[Rows from a figure dataset]

------------------------

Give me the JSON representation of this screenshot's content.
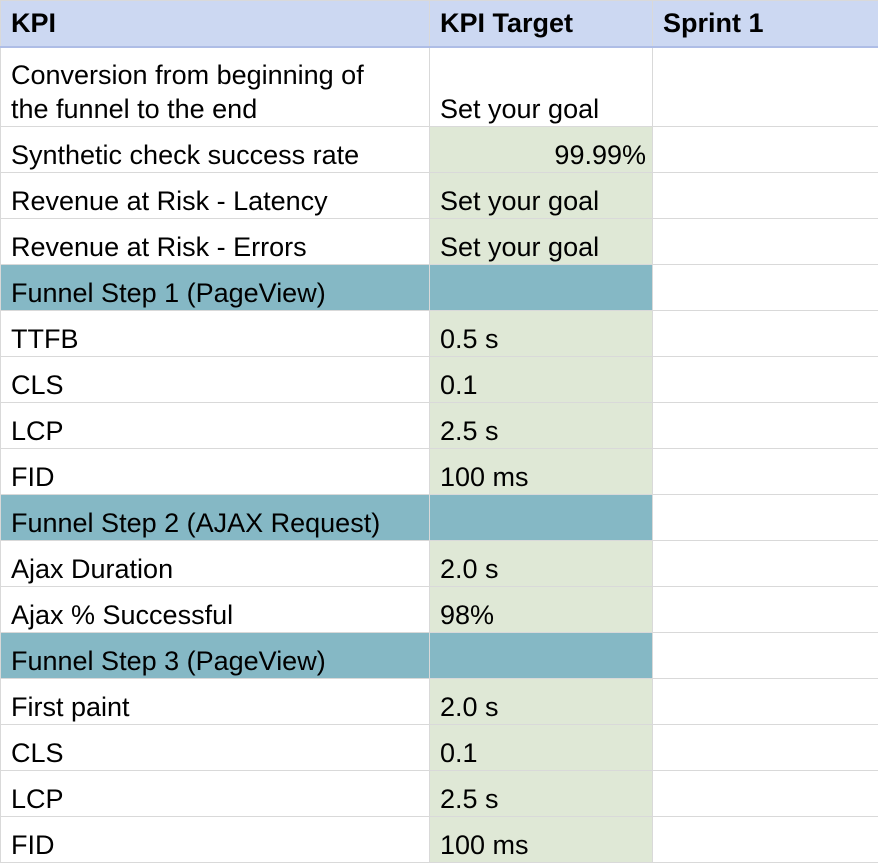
{
  "header": {
    "kpi": "KPI",
    "target": "KPI Target",
    "sprint": "Sprint 1"
  },
  "overview": {
    "conversion": {
      "line1": "Conversion from beginning of",
      "line2": "the funnel to the end",
      "target": "Set your goal"
    },
    "synthetic": {
      "label": "Synthetic check success rate",
      "target": "99.99%"
    },
    "latency": {
      "label": "Revenue at Risk - Latency",
      "target": "Set your goal"
    },
    "errors": {
      "label": "Revenue at Risk - Errors",
      "target": "Set your goal"
    }
  },
  "step1": {
    "title": "Funnel Step 1 (PageView)",
    "rows": [
      {
        "label": "TTFB",
        "target": "0.5 s"
      },
      {
        "label": "CLS",
        "target": "0.1"
      },
      {
        "label": "LCP",
        "target": "2.5 s"
      },
      {
        "label": "FID",
        "target": "100 ms"
      }
    ]
  },
  "step2": {
    "title": "Funnel Step 2 (AJAX Request)",
    "rows": [
      {
        "label": "Ajax Duration",
        "target": "2.0 s"
      },
      {
        "label": "Ajax % Successful",
        "target": "98%"
      }
    ]
  },
  "step3": {
    "title": "Funnel Step 3 (PageView)",
    "rows": [
      {
        "label": "First paint",
        "target": "2.0 s"
      },
      {
        "label": "CLS",
        "target": "0.1"
      },
      {
        "label": "LCP",
        "target": "2.5 s"
      },
      {
        "label": "FID",
        "target": "100 ms"
      }
    ]
  },
  "colors": {
    "header": "#ccd8f2",
    "section": "#85b8c5",
    "target_fill": "#dfe8d6",
    "grid": "#d9d9d9"
  }
}
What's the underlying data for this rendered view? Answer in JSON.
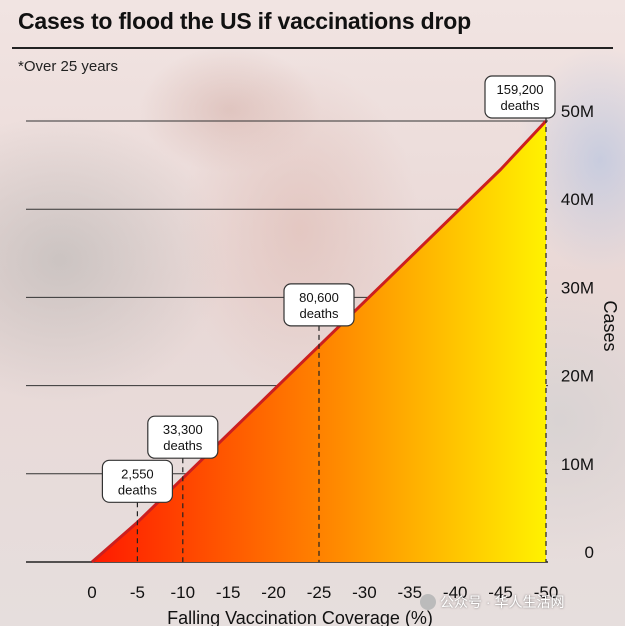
{
  "title": "Cases to flood the US if vaccinations drop",
  "subtitle": "*Over 25 years",
  "watermark": "公众号 · 华人生活网",
  "chart_data": {
    "type": "area",
    "x": [
      0,
      -5,
      -10,
      -15,
      -20,
      -25,
      -30,
      -35,
      -40,
      -45,
      -50
    ],
    "x_ticks": [
      0,
      -5,
      -10,
      -15,
      -20,
      -25,
      -30,
      -35,
      -40,
      -45,
      -50
    ],
    "x_tick_labels": [
      "0",
      "-5",
      "-10",
      "-15",
      "-20",
      "-25",
      "-30",
      "-35",
      "-40",
      "-45",
      "-50"
    ],
    "y": [
      0,
      4.5,
      9.5,
      14.5,
      19.5,
      24.5,
      29.5,
      34.5,
      39.5,
      44.5,
      50
    ],
    "y_ticks": [
      0,
      10,
      20,
      30,
      40,
      50
    ],
    "y_tick_labels": [
      "0",
      "10M",
      "20M",
      "30M",
      "40M",
      "50M"
    ],
    "xlabel": "Falling Vaccination Coverage (%)",
    "ylabel": "Cases",
    "xlim": [
      0,
      -50
    ],
    "ylim": [
      0,
      50
    ],
    "grid": "horizontal",
    "y_axis_side": "right",
    "annotations": [
      {
        "x": -5,
        "value": "2,550",
        "unit": "deaths"
      },
      {
        "x": -10,
        "value": "33,300",
        "unit": "deaths"
      },
      {
        "x": -25,
        "value": "80,600",
        "unit": "deaths"
      },
      {
        "x": -50,
        "value": "159,200",
        "unit": "deaths"
      }
    ],
    "colors": {
      "line": "#cc1f1f",
      "fill_start": "#ff1a00",
      "fill_mid": "#ff8c00",
      "fill_end": "#fff200"
    }
  }
}
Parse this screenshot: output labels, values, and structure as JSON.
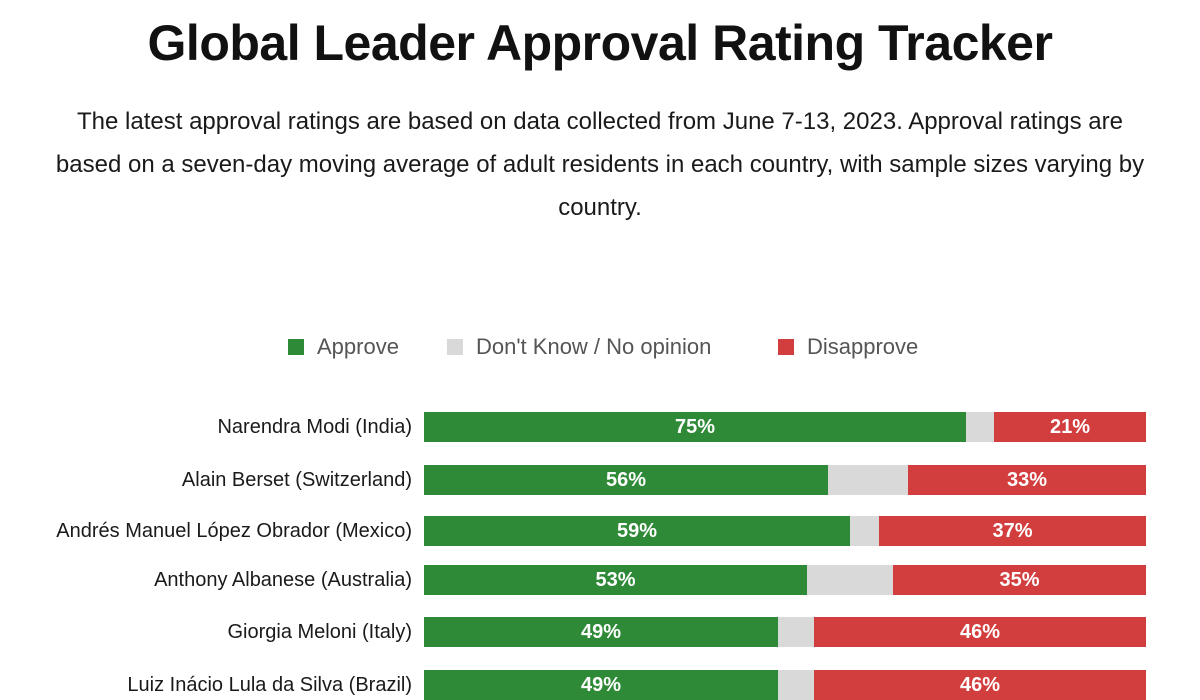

------------------------

All of the data above should be quoted exactly, except for the pictures.

◆ Exercise result
Give me the JSON representation of this screenshot's content.
{
  "header": {
    "kpi": "KPI",
    "target": "KPI Target",
    "sprint": "Sprint 1"
  },
  "overview": {
    "conversion": {
      "line1": "Conversion from beginning of",
      "line2": "the funnel to the end",
      "target": "Set your goal"
    },
    "synthetic": {
      "label": "Synthetic check success rate",
      "target": "99.99%"
    },
    "latency": {
      "label": "Revenue at Risk - Latency",
      "target": "Set your goal"
    },
    "errors": {
      "label": "Revenue at Risk - Errors",
      "target": "Set your goal"
    }
  },
  "step1": {
    "title": "Funnel Step 1 (PageView)",
    "rows": [
      {
        "label": "TTFB",
        "target": "0.5 s"
      },
      {
        "label": "CLS",
        "target": "0.1"
      },
      {
        "label": "LCP",
        "target": "2.5 s"
      },
      {
        "label": "FID",
        "target": "100 ms"
      }
    ]
  },
  "step2": {
    "title": "Funnel Step 2 (AJAX Request)",
    "rows": [
      {
        "label": "Ajax Duration",
        "target": "2.0 s"
      },
      {
        "label": "Ajax % Successful",
        "target": "98%"
      }
    ]
  },
  "step3": {
    "title": "Funnel Step 3 (PageView)",
    "rows": [
      {
        "label": "First paint",
        "target": "2.0 s"
      },
      {
        "label": "CLS",
        "target": "0.1"
      },
      {
        "label": "LCP",
        "target": "2.5 s"
      },
      {
        "label": "FID",
        "target": "100 ms"
      }
    ]
  },
  "colors": {
    "header": "#ccd8f2",
    "section": "#85b8c5",
    "target_fill": "#dfe8d6",
    "grid": "#d9d9d9"
  }
}
What's the underlying data for this rendered view? Answer in JSON.
{
  "title": "Cases to flood the US if vaccinations drop",
  "subtitle": "*Over 25 years",
  "watermark": "公众号 · 华人生活网",
  "chart_data": {
    "type": "area",
    "x": [
      0,
      -5,
      -10,
      -15,
      -20,
      -25,
      -30,
      -35,
      -40,
      -45,
      -50
    ],
    "x_ticks": [
      0,
      -5,
      -10,
      -15,
      -20,
      -25,
      -30,
      -35,
      -40,
      -45,
      -50
    ],
    "x_tick_labels": [
      "0",
      "-5",
      "-10",
      "-15",
      "-20",
      "-25",
      "-30",
      "-35",
      "-40",
      "-45",
      "-50"
    ],
    "y": [
      0,
      4.5,
      9.5,
      14.5,
      19.5,
      24.5,
      29.5,
      34.5,
      39.5,
      44.5,
      50
    ],
    "y_ticks": [
      0,
      10,
      20,
      30,
      40,
      50
    ],
    "y_tick_labels": [
      "0",
      "10M",
      "20M",
      "30M",
      "40M",
      "50M"
    ],
    "xlabel": "Falling Vaccination Coverage (%)",
    "ylabel": "Cases",
    "xlim": [
      0,
      -50
    ],
    "ylim": [
      0,
      50
    ],
    "grid": "horizontal",
    "y_axis_side": "right",
    "annotations": [
      {
        "x": -5,
        "value": "2,550",
        "unit": "deaths"
      },
      {
        "x": -10,
        "value": "33,300",
        "unit": "deaths"
      },
      {
        "x": -25,
        "value": "80,600",
        "unit": "deaths"
      },
      {
        "x": -50,
        "value": "159,200",
        "unit": "deaths"
      }
    ],
    "colors": {
      "line": "#cc1f1f",
      "fill_start": "#ff1a00",
      "fill_mid": "#ff8c00",
      "fill_end": "#fff200"
    }
  }
}
Parse this screenshot: output labels, values, and structure as JSON.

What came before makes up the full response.